▶ **Problem to solve**
You are to retype all of the data exactly as it appears.

★ ★ ★ ★ ★ ★ ★

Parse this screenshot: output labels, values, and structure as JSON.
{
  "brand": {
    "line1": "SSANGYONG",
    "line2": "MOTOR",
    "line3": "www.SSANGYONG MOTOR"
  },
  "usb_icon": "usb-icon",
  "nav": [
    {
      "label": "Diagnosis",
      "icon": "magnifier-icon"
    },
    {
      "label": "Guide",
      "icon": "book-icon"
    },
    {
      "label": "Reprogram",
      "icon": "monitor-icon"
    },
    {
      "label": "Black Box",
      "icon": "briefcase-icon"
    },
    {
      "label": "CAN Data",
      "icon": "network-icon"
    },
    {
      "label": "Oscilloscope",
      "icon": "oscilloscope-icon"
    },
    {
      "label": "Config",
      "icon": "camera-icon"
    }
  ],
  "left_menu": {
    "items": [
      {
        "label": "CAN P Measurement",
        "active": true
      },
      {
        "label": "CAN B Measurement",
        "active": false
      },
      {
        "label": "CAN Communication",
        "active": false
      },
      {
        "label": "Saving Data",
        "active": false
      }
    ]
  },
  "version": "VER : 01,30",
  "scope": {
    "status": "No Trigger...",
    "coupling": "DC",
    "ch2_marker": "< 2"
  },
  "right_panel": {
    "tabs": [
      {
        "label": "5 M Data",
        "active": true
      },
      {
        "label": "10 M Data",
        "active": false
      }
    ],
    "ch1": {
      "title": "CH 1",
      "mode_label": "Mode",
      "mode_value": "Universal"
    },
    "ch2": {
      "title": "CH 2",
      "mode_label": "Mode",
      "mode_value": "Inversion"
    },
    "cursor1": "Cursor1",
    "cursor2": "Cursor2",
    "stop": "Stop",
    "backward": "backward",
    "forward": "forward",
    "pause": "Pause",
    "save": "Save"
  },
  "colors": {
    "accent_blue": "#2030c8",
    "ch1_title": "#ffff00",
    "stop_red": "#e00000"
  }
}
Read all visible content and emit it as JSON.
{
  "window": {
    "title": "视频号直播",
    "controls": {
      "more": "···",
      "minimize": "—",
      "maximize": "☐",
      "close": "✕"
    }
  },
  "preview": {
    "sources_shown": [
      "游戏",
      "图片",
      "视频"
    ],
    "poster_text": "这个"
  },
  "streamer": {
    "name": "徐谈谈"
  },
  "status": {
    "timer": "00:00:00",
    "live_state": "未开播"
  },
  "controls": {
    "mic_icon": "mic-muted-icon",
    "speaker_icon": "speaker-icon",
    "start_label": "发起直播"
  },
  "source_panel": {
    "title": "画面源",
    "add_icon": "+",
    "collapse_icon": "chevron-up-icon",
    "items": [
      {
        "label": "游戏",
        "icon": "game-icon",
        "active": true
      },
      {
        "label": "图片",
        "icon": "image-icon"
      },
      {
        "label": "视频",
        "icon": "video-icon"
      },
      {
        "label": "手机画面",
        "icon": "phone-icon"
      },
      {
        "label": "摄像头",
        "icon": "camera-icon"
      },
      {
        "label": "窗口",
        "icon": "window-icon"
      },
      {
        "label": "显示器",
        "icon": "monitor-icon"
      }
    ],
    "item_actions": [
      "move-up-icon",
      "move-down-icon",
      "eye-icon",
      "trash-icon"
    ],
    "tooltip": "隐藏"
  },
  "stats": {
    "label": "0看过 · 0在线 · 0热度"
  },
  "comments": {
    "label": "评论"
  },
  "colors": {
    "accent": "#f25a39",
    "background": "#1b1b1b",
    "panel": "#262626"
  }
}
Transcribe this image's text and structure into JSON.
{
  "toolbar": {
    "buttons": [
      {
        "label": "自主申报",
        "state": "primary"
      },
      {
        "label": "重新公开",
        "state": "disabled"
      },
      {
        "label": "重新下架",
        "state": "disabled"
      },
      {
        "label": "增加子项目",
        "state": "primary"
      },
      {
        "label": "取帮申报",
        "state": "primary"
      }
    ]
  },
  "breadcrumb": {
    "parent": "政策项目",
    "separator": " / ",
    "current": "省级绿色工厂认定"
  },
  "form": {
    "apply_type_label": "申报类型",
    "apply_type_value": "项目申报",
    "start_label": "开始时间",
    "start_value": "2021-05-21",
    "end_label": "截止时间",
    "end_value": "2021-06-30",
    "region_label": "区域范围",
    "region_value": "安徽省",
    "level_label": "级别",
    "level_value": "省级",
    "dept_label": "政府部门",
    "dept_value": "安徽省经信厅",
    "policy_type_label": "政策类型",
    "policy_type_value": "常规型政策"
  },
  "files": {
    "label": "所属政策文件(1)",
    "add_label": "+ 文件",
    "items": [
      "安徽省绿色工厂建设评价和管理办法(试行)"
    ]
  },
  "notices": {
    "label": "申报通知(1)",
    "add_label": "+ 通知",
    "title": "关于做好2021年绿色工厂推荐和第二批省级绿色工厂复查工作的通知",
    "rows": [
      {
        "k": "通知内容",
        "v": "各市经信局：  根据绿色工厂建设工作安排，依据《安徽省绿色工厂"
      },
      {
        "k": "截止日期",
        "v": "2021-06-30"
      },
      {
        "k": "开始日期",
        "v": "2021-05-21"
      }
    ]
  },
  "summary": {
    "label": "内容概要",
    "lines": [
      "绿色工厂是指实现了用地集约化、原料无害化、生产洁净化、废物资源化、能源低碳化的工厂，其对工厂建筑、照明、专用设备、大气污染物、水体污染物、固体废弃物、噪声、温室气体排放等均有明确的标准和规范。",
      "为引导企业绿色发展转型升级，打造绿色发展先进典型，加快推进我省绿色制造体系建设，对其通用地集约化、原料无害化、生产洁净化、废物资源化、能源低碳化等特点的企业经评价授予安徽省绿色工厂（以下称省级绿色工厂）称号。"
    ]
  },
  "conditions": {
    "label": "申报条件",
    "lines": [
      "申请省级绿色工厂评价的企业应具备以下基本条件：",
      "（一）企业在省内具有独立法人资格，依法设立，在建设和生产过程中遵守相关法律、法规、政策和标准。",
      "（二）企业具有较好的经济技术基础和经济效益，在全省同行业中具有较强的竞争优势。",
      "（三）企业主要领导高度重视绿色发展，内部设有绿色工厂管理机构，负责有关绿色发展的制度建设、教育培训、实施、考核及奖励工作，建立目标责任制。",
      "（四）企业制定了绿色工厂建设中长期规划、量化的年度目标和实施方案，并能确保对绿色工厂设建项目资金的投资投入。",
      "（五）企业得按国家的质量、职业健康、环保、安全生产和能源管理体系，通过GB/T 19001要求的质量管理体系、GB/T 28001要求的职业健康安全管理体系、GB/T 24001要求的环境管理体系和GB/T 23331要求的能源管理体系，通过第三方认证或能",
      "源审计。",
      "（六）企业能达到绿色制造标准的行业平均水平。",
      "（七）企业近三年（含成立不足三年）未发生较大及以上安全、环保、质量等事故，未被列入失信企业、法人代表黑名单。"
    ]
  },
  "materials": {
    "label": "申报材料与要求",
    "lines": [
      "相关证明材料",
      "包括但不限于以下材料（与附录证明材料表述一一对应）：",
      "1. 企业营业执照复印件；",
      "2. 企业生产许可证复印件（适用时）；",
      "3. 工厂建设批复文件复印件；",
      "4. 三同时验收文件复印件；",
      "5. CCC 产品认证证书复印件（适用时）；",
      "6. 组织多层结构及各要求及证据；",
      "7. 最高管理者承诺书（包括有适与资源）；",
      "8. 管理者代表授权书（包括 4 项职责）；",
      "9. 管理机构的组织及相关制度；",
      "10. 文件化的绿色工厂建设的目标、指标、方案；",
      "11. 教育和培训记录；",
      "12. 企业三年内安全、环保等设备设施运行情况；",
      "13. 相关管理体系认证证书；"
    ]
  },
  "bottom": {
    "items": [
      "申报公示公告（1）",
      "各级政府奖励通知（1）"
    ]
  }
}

★ ★ ★ ★ ★ ★ ★

▶ **Answer**
Parse this screenshot: output labels, values, and structure as JSON.
{
  "brand": {
    "line1": "SSANGYONG",
    "line2": "MOTOR",
    "line3": "www.SSANGYONG MOTOR"
  },
  "usb_icon": "usb-icon",
  "nav": [
    {
      "label": "Diagnosis",
      "icon": "magnifier-icon"
    },
    {
      "label": "Guide",
      "icon": "book-icon"
    },
    {
      "label": "Reprogram",
      "icon": "monitor-icon"
    },
    {
      "label": "Black Box",
      "icon": "briefcase-icon"
    },
    {
      "label": "CAN Data",
      "icon": "network-icon"
    },
    {
      "label": "Oscilloscope",
      "icon": "oscilloscope-icon"
    },
    {
      "label": "Config",
      "icon": "camera-icon"
    }
  ],
  "left_menu": {
    "items": [
      {
        "label": "CAN P Measurement",
        "active": true
      },
      {
        "label": "CAN B Measurement",
        "active": false
      },
      {
        "label": "CAN Communication",
        "active": false
      },
      {
        "label": "Saving Data",
        "active": false
      }
    ]
  },
  "version": "VER : 01,30",
  "scope": {
    "status": "No Trigger...",
    "coupling": "DC",
    "ch2_marker": "< 2"
  },
  "right_panel": {
    "tabs": [
      {
        "label": "5 M Data",
        "active": true
      },
      {
        "label": "10 M Data",
        "active": false
      }
    ],
    "ch1": {
      "title": "CH 1",
      "mode_label": "Mode",
      "mode_value": "Universal"
    },
    "ch2": {
      "title": "CH 2",
      "mode_label": "Mode",
      "mode_value": "Inversion"
    },
    "cursor1": "Cursor1",
    "cursor2": "Cursor2",
    "stop": "Stop",
    "backward": "backward",
    "forward": "forward",
    "pause": "Pause",
    "save": "Save"
  },
  "colors": {
    "accent_blue": "#2030c8",
    "ch1_title": "#ffff00",
    "stop_red": "#e00000"
  }
}
Read all visible content and emit it as JSON.
{
  "window": {
    "title": "视频号直播",
    "controls": {
      "more": "···",
      "minimize": "—",
      "maximize": "☐",
      "close": "✕"
    }
  },
  "preview": {
    "sources_shown": [
      "游戏",
      "图片",
      "视频"
    ],
    "poster_text": "这个"
  },
  "streamer": {
    "name": "徐谈谈"
  },
  "status": {
    "timer": "00:00:00",
    "live_state": "未开播"
  },
  "controls": {
    "mic_icon": "mic-muted-icon",
    "speaker_icon": "speaker-icon",
    "start_label": "发起直播"
  },
  "source_panel": {
    "title": "画面源",
    "add_icon": "+",
    "collapse_icon": "chevron-up-icon",
    "items": [
      {
        "label": "游戏",
        "icon": "game-icon",
        "active": true
      },
      {
        "label": "图片",
        "icon": "image-icon"
      },
      {
        "label": "视频",
        "icon": "video-icon"
      },
      {
        "label": "手机画面",
        "icon": "phone-icon"
      },
      {
        "label": "摄像头",
        "icon": "camera-icon"
      },
      {
        "label": "窗口",
        "icon": "window-icon"
      },
      {
        "label": "显示器",
        "icon": "monitor-icon"
      }
    ],
    "item_actions": [
      "move-up-icon",
      "move-down-icon",
      "eye-icon",
      "trash-icon"
    ],
    "tooltip": "隐藏"
  },
  "stats": {
    "label": "0看过 · 0在线 · 0热度"
  },
  "comments": {
    "label": "评论"
  },
  "colors": {
    "accent": "#f25a39",
    "background": "#1b1b1b",
    "panel": "#262626"
  }
}
Transcribe this image's text and structure into JSON.
{
  "toolbar": {
    "buttons": [
      {
        "label": "自主申报",
        "state": "primary"
      },
      {
        "label": "重新公开",
        "state": "disabled"
      },
      {
        "label": "重新下架",
        "state": "disabled"
      },
      {
        "label": "增加子项目",
        "state": "primary"
      },
      {
        "label": "取帮申报",
        "state": "primary"
      }
    ]
  },
  "breadcrumb": {
    "parent": "政策项目",
    "separator": " / ",
    "current": "省级绿色工厂认定"
  },
  "form": {
    "apply_type_label": "申报类型",
    "apply_type_value": "项目申报",
    "start_label": "开始时间",
    "start_value": "2021-05-21",
    "end_label": "截止时间",
    "end_value": "2021-06-30",
    "region_label": "区域范围",
    "region_value": "安徽省",
    "level_label": "级别",
    "level_value": "省级",
    "dept_label": "政府部门",
    "dept_value": "安徽省经信厅",
    "policy_type_label": "政策类型",
    "policy_type_value": "常规型政策"
  },
  "files": {
    "label": "所属政策文件(1)",
    "add_label": "+ 文件",
    "items": [
      "安徽省绿色工厂建设评价和管理办法(试行)"
    ]
  },
  "notices": {
    "label": "申报通知(1)",
    "add_label": "+ 通知",
    "title": "关于做好2021年绿色工厂推荐和第二批省级绿色工厂复查工作的通知",
    "rows": [
      {
        "k": "通知内容",
        "v": "各市经信局：  根据绿色工厂建设工作安排，依据《安徽省绿色工厂"
      },
      {
        "k": "截止日期",
        "v": "2021-06-30"
      },
      {
        "k": "开始日期",
        "v": "2021-05-21"
      }
    ]
  },
  "summary": {
    "label": "内容概要",
    "lines": [
      "绿色工厂是指实现了用地集约化、原料无害化、生产洁净化、废物资源化、能源低碳化的工厂，其对工厂建筑、照明、专用设备、大气污染物、水体污染物、固体废弃物、噪声、温室气体排放等均有明确的标准和规范。",
      "为引导企业绿色发展转型升级，打造绿色发展先进典型，加快推进我省绿色制造体系建设，对其通用地集约化、原料无害化、生产洁净化、废物资源化、能源低碳化等特点的企业经评价授予安徽省绿色工厂（以下称省级绿色工厂）称号。"
    ]
  },
  "conditions": {
    "label": "申报条件",
    "lines": [
      "申请省级绿色工厂评价的企业应具备以下基本条件：",
      "（一）企业在省内具有独立法人资格，依法设立，在建设和生产过程中遵守相关法律、法规、政策和标准。",
      "（二）企业具有较好的经济技术基础和经济效益，在全省同行业中具有较强的竞争优势。",
      "（三）企业主要领导高度重视绿色发展，内部设有绿色工厂管理机构，负责有关绿色发展的制度建设、教育培训、实施、考核及奖励工作，建立目标责任制。",
      "（四）企业制定了绿色工厂建设中长期规划、量化的年度目标和实施方案，并能确保对绿色工厂设建项目资金的投资投入。",
      "（五）企业得按国家的质量、职业健康、环保、安全生产和能源管理体系，通过GB/T 19001要求的质量管理体系、GB/T 28001要求的职业健康安全管理体系、GB/T 24001要求的环境管理体系和GB/T 23331要求的能源管理体系，通过第三方认证或能",
      "源审计。",
      "（六）企业能达到绿色制造标准的行业平均水平。",
      "（七）企业近三年（含成立不足三年）未发生较大及以上安全、环保、质量等事故，未被列入失信企业、法人代表黑名单。"
    ]
  },
  "materials": {
    "label": "申报材料与要求",
    "lines": [
      "相关证明材料",
      "包括但不限于以下材料（与附录证明材料表述一一对应）：",
      "1. 企业营业执照复印件；",
      "2. 企业生产许可证复印件（适用时）；",
      "3. 工厂建设批复文件复印件；",
      "4. 三同时验收文件复印件；",
      "5. CCC 产品认证证书复印件（适用时）；",
      "6. 组织多层结构及各要求及证据；",
      "7. 最高管理者承诺书（包括有适与资源）；",
      "8. 管理者代表授权书（包括 4 项职责）；",
      "9. 管理机构的组织及相关制度；",
      "10. 文件化的绿色工厂建设的目标、指标、方案；",
      "11. 教育和培训记录；",
      "12. 企业三年内安全、环保等设备设施运行情况；",
      "13. 相关管理体系认证证书；"
    ]
  },
  "bottom": {
    "items": [
      "申报公示公告（1）",
      "各级政府奖励通知（1）"
    ]
  }
}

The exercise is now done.